Your task: Set down each entry from the block beneath, exactly as written.

======

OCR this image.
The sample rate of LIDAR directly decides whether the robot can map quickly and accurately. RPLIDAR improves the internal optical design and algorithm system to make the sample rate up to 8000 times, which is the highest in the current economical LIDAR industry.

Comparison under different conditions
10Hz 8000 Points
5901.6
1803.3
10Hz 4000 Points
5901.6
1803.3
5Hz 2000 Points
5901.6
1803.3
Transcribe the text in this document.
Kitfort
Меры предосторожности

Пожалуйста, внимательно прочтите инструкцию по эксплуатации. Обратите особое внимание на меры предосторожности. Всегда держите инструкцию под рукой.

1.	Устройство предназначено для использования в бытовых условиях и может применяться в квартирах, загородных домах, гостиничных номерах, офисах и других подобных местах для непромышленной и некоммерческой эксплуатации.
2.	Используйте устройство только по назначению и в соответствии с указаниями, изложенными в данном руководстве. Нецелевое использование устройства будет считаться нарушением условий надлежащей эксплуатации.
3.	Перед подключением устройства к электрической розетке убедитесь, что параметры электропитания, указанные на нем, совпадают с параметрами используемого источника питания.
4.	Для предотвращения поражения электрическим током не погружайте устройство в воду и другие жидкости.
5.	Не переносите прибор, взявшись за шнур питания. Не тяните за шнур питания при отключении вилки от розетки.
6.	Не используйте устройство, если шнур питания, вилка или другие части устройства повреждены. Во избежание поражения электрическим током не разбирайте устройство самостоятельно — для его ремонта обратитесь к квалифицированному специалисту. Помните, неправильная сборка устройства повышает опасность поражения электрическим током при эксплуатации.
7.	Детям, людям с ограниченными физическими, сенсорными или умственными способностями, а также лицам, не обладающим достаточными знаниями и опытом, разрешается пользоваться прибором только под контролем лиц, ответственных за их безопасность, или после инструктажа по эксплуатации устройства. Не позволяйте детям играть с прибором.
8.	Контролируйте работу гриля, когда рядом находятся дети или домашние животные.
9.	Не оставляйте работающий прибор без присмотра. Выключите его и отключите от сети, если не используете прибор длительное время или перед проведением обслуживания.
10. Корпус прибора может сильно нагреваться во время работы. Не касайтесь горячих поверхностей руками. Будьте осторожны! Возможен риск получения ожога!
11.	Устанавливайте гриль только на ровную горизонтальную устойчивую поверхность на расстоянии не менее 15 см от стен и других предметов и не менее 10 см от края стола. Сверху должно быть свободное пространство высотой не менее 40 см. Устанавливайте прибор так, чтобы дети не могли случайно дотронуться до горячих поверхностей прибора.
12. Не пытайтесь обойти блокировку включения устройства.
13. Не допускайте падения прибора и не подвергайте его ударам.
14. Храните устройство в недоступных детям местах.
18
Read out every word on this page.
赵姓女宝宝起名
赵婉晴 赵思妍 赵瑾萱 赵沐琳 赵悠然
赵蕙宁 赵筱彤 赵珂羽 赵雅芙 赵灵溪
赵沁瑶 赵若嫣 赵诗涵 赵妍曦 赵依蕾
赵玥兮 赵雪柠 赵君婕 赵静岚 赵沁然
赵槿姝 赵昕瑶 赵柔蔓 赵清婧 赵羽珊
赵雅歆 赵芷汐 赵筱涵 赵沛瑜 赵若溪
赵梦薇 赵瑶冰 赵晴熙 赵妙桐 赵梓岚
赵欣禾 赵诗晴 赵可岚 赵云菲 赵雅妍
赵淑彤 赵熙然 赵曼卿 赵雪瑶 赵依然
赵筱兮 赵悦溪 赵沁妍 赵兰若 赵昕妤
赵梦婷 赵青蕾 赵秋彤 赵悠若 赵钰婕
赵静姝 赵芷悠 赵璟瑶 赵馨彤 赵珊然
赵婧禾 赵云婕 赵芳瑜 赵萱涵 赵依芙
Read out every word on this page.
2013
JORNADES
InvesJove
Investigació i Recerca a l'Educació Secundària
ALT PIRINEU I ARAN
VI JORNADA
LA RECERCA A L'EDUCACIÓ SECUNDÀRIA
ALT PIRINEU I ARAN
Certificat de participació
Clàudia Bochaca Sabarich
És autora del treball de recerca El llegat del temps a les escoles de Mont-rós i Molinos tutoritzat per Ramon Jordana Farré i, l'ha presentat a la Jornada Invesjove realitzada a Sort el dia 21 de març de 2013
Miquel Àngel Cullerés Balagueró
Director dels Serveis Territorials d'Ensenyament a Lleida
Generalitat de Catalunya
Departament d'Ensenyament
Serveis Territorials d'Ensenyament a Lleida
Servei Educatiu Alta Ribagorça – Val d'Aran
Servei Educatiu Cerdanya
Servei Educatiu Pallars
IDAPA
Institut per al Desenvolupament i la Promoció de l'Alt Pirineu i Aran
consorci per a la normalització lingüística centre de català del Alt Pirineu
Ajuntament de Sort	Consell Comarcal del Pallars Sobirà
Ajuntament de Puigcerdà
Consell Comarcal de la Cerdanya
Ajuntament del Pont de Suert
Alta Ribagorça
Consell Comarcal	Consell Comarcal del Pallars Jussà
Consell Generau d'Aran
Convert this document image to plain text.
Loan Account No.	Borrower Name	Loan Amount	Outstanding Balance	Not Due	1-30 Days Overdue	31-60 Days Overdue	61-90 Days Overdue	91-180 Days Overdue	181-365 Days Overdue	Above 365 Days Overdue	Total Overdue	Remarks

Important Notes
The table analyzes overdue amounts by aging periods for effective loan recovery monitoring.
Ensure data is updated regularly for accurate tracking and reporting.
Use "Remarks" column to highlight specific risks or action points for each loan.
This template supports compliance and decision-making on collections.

======

The result:
OCR this image.
The sample rate of LIDAR directly decides whether the robot can map quickly and accurately. RPLIDAR improves the internal optical design and algorithm system to make the sample rate up to 8000 times, which is the highest in the current economical LIDAR industry.

Comparison under different conditions
10Hz 8000 Points
5901.6
1803.3
10Hz 4000 Points
5901.6
1803.3
5Hz 2000 Points
5901.6
1803.3
Transcribe the text in this document.
Kitfort
Меры предосторожности

Пожалуйста, внимательно прочтите инструкцию по эксплуатации. Обратите особое внимание на меры предосторожности. Всегда держите инструкцию под рукой.

1.	Устройство предназначено для использования в бытовых условиях и может применяться в квартирах, загородных домах, гостиничных номерах, офисах и других подобных местах для непромышленной и некоммерческой эксплуатации.
2.	Используйте устройство только по назначению и в соответствии с указаниями, изложенными в данном руководстве. Нецелевое использование устройства будет считаться нарушением условий надлежащей эксплуатации.
3.	Перед подключением устройства к электрической розетке убедитесь, что параметры электропитания, указанные на нем, совпадают с параметрами используемого источника питания.
4.	Для предотвращения поражения электрическим током не погружайте устройство в воду и другие жидкости.
5.	Не переносите прибор, взявшись за шнур питания. Не тяните за шнур питания при отключении вилки от розетки.
6.	Не используйте устройство, если шнур питания, вилка или другие части устройства повреждены. Во избежание поражения электрическим током не разбирайте устройство самостоятельно — для его ремонта обратитесь к квалифицированному специалисту. Помните, неправильная сборка устройства повышает опасность поражения электрическим током при эксплуатации.
7.	Детям, людям с ограниченными физическими, сенсорными или умственными способностями, а также лицам, не обладающим достаточными знаниями и опытом, разрешается пользоваться прибором только под контролем лиц, ответственных за их безопасность, или после инструктажа по эксплуатации устройства. Не позволяйте детям играть с прибором.
8.	Контролируйте работу гриля, когда рядом находятся дети или домашние животные.
9.	Не оставляйте работающий прибор без присмотра. Выключите его и отключите от сети, если не используете прибор длительное время или перед проведением обслуживания.
10. Корпус прибора может сильно нагреваться во время работы. Не касайтесь горячих поверхностей руками. Будьте осторожны! Возможен риск получения ожога!
11.	Устанавливайте гриль только на ровную горизонтальную устойчивую поверхность на расстоянии не менее 15 см от стен и других предметов и не менее 10 см от края стола. Сверху должно быть свободное пространство высотой не менее 40 см. Устанавливайте прибор так, чтобы дети не могли случайно дотронуться до горячих поверхностей прибора.
12. Не пытайтесь обойти блокировку включения устройства.
13. Не допускайте падения прибора и не подвергайте его ударам.
14. Храните устройство в недоступных детям местах.
18
Read out every word on this page.
赵姓女宝宝起名
赵婉晴 赵思妍 赵瑾萱 赵沐琳 赵悠然
赵蕙宁 赵筱彤 赵珂羽 赵雅芙 赵灵溪
赵沁瑶 赵若嫣 赵诗涵 赵妍曦 赵依蕾
赵玥兮 赵雪柠 赵君婕 赵静岚 赵沁然
赵槿姝 赵昕瑶 赵柔蔓 赵清婧 赵羽珊
赵雅歆 赵芷汐 赵筱涵 赵沛瑜 赵若溪
赵梦薇 赵瑶冰 赵晴熙 赵妙桐 赵梓岚
赵欣禾 赵诗晴 赵可岚 赵云菲 赵雅妍
赵淑彤 赵熙然 赵曼卿 赵雪瑶 赵依然
赵筱兮 赵悦溪 赵沁妍 赵兰若 赵昕妤
赵梦婷 赵青蕾 赵秋彤 赵悠若 赵钰婕
赵静姝 赵芷悠 赵璟瑶 赵馨彤 赵珊然
赵婧禾 赵云婕 赵芳瑜 赵萱涵 赵依芙
Read out every word on this page.
2013
JORNADES
InvesJove
Investigació i Recerca a l'Educació Secundària
ALT PIRINEU I ARAN
VI JORNADA
LA RECERCA A L'EDUCACIÓ SECUNDÀRIA
ALT PIRINEU I ARAN
Certificat de participació
Clàudia Bochaca Sabarich
És autora del treball de recerca El llegat del temps a les escoles de Mont-rós i Molinos tutoritzat per Ramon Jordana Farré i, l'ha presentat a la Jornada Invesjove realitzada a Sort el dia 21 de març de 2013
Miquel Àngel Cullerés Balagueró
Director dels Serveis Territorials d'Ensenyament a Lleida
Generalitat de Catalunya
Departament d'Ensenyament
Serveis Territorials d'Ensenyament a Lleida
Servei Educatiu Alta Ribagorça – Val d'Aran
Servei Educatiu Cerdanya
Servei Educatiu Pallars
IDAPA
Institut per al Desenvolupament i la Promoció de l'Alt Pirineu i Aran
consorci per a la normalització lingüística centre de català del Alt Pirineu
Ajuntament de Sort	Consell Comarcal del Pallars Sobirà
Ajuntament de Puigcerdà
Consell Comarcal de la Cerdanya
Ajuntament del Pont de Suert
Alta Ribagorça
Consell Comarcal	Consell Comarcal del Pallars Jussà
Consell Generau d'Aran
Convert this document image to plain text.
Loan Account No.	Borrower Name	Loan Amount	Outstanding Balance	Not Due	1-30 Days Overdue	31-60 Days Overdue	61-90 Days Overdue	91-180 Days Overdue	181-365 Days Overdue	Above 365 Days Overdue	Total Overdue	Remarks

Important Notes
The table analyzes overdue amounts by aging periods for effective loan recovery monitoring.
Ensure data is updated regularly for accurate tracking and reporting.
Use "Remarks" column to highlight specific risks or action points for each loan.
This template supports compliance and decision-making on collections.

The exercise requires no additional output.